=== Stated problem ===
What follows is a set of entries. Repeat them exactly, but not their pictures.

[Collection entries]
"""

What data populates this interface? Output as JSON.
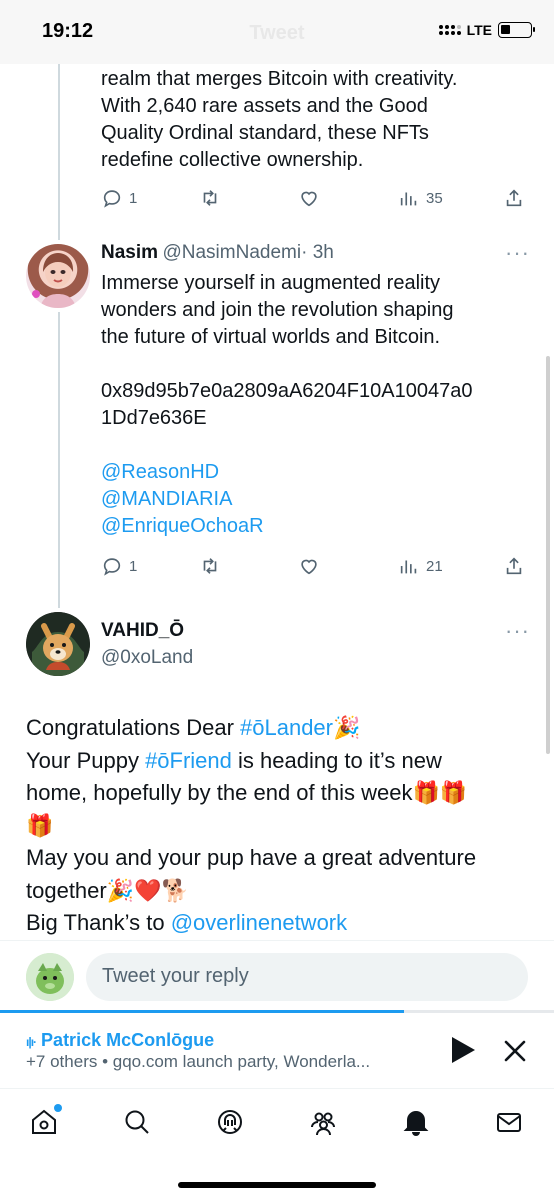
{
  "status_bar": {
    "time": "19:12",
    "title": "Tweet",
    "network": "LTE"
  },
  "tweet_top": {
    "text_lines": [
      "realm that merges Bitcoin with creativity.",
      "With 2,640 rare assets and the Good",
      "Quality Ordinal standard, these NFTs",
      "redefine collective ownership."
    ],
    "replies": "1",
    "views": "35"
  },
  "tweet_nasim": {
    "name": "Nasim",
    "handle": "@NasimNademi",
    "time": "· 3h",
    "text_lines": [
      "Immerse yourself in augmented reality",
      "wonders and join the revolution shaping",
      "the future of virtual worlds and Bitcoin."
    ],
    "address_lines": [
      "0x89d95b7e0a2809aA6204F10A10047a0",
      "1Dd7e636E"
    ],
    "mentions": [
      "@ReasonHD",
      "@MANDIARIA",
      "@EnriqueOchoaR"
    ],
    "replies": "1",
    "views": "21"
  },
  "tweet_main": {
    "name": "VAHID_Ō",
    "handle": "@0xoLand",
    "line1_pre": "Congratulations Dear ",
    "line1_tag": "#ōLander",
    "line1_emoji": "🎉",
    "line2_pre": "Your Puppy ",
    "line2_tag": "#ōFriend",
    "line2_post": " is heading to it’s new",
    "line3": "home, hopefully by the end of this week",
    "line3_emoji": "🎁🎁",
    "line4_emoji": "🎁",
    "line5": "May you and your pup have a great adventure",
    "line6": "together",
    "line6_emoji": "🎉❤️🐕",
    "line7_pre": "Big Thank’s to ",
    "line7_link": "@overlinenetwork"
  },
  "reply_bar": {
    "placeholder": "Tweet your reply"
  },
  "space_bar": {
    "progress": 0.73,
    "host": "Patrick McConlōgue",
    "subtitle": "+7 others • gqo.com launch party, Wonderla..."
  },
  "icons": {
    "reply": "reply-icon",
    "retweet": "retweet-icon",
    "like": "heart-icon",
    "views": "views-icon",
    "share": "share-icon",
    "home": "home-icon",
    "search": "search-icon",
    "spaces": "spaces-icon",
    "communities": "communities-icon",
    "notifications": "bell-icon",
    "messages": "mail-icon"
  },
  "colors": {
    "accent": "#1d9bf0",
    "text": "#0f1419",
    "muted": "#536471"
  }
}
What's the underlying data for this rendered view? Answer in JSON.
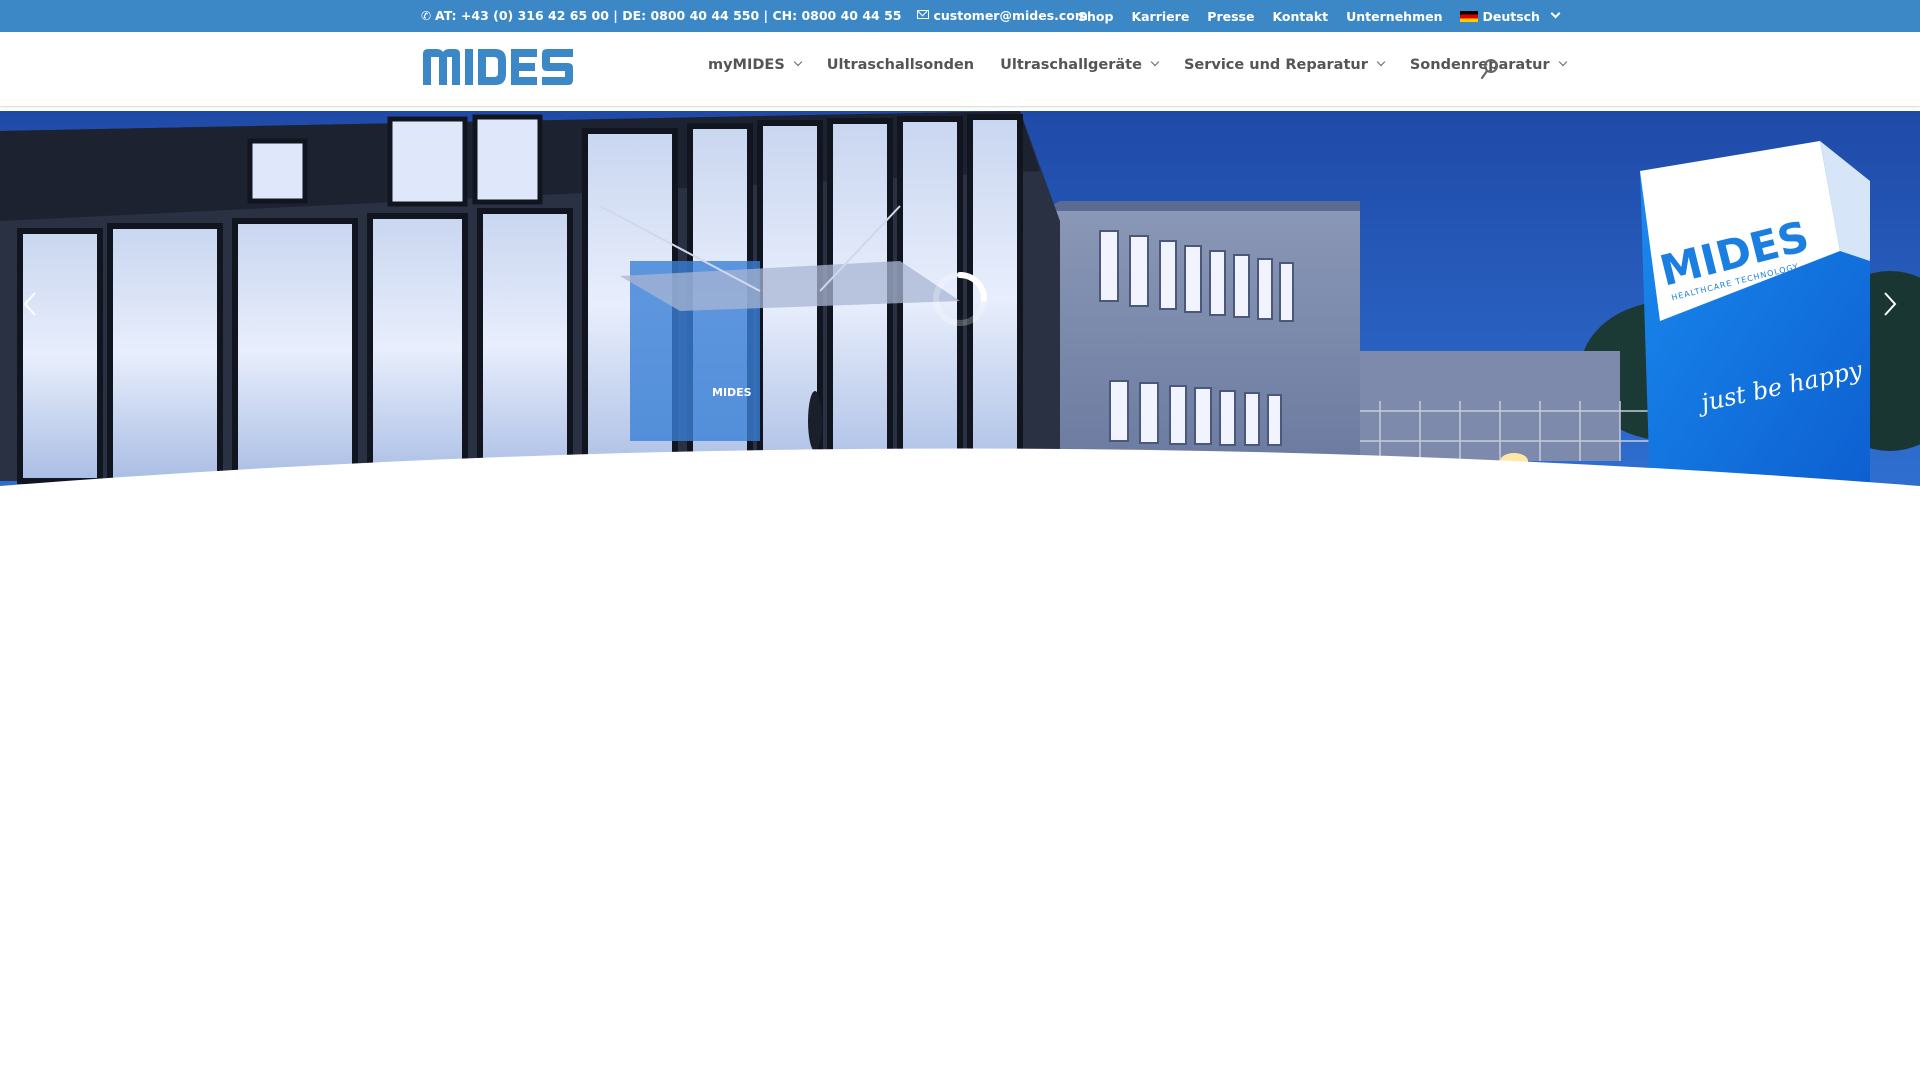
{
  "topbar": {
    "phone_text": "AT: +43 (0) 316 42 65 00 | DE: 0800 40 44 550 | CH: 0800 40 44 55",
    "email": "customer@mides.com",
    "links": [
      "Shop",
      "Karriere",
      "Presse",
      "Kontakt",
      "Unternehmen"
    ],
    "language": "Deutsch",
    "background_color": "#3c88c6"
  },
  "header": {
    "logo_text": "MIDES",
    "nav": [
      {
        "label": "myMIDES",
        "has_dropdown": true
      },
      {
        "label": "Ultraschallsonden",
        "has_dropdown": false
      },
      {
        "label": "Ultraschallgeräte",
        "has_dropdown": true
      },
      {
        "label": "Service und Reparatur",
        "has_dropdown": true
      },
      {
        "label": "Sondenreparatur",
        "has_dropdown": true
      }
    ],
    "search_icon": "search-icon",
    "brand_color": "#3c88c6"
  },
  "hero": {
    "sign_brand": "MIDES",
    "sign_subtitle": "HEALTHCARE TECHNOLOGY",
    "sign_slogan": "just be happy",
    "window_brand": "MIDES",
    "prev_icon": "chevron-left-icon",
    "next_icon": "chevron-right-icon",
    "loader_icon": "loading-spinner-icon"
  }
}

"""

=== Solution to the problem ===
What data populates this interface? Output as JSON.
{
  "status_bar": {
    "time": "19:12",
    "title": "Tweet",
    "network": "LTE"
  },
  "tweet_top": {
    "text_lines": [
      "realm that merges Bitcoin with creativity.",
      "With 2,640 rare assets and the Good",
      "Quality Ordinal standard, these NFTs",
      "redefine collective ownership."
    ],
    "replies": "1",
    "views": "35"
  },
  "tweet_nasim": {
    "name": "Nasim",
    "handle": "@NasimNademi",
    "time": "· 3h",
    "text_lines": [
      "Immerse yourself in augmented reality",
      "wonders and join the revolution shaping",
      "the future of virtual worlds and Bitcoin."
    ],
    "address_lines": [
      "0x89d95b7e0a2809aA6204F10A10047a0",
      "1Dd7e636E"
    ],
    "mentions": [
      "@ReasonHD",
      "@MANDIARIA",
      "@EnriqueOchoaR"
    ],
    "replies": "1",
    "views": "21"
  },
  "tweet_main": {
    "name": "VAHID_Ō",
    "handle": "@0xoLand",
    "line1_pre": "Congratulations Dear ",
    "line1_tag": "#ōLander",
    "line1_emoji": "🎉",
    "line2_pre": "Your Puppy ",
    "line2_tag": "#ōFriend",
    "line2_post": " is heading to it’s new",
    "line3": "home, hopefully by the end of this week",
    "line3_emoji": "🎁🎁",
    "line4_emoji": "🎁",
    "line5": "May you and your pup have a great adventure",
    "line6": "together",
    "line6_emoji": "🎉❤️🐕",
    "line7_pre": "Big Thank’s to ",
    "line7_link": "@overlinenetwork"
  },
  "reply_bar": {
    "placeholder": "Tweet your reply"
  },
  "space_bar": {
    "progress": 0.73,
    "host": "Patrick McConlōgue",
    "subtitle": "+7 others • gqo.com launch party, Wonderla..."
  },
  "icons": {
    "reply": "reply-icon",
    "retweet": "retweet-icon",
    "like": "heart-icon",
    "views": "views-icon",
    "share": "share-icon",
    "home": "home-icon",
    "search": "search-icon",
    "spaces": "spaces-icon",
    "communities": "communities-icon",
    "notifications": "bell-icon",
    "messages": "mail-icon"
  },
  "colors": {
    "accent": "#1d9bf0",
    "text": "#0f1419",
    "muted": "#536471"
  }
}
What's the underlying data for this rendered view? Answer in JSON.
{
  "topbar": {
    "phone_text": "AT: +43 (0) 316 42 65 00 | DE: 0800 40 44 550 | CH: 0800 40 44 55",
    "email": "customer@mides.com",
    "links": [
      "Shop",
      "Karriere",
      "Presse",
      "Kontakt",
      "Unternehmen"
    ],
    "language": "Deutsch",
    "background_color": "#3c88c6"
  },
  "header": {
    "logo_text": "MIDES",
    "nav": [
      {
        "label": "myMIDES",
        "has_dropdown": true
      },
      {
        "label": "Ultraschallsonden",
        "has_dropdown": false
      },
      {
        "label": "Ultraschallgeräte",
        "has_dropdown": true
      },
      {
        "label": "Service und Reparatur",
        "has_dropdown": true
      },
      {
        "label": "Sondenreparatur",
        "has_dropdown": true
      }
    ],
    "search_icon": "search-icon",
    "brand_color": "#3c88c6"
  },
  "hero": {
    "sign_brand": "MIDES",
    "sign_subtitle": "HEALTHCARE TECHNOLOGY",
    "sign_slogan": "just be happy",
    "window_brand": "MIDES",
    "prev_icon": "chevron-left-icon",
    "next_icon": "chevron-right-icon",
    "loader_icon": "loading-spinner-icon"
  }
}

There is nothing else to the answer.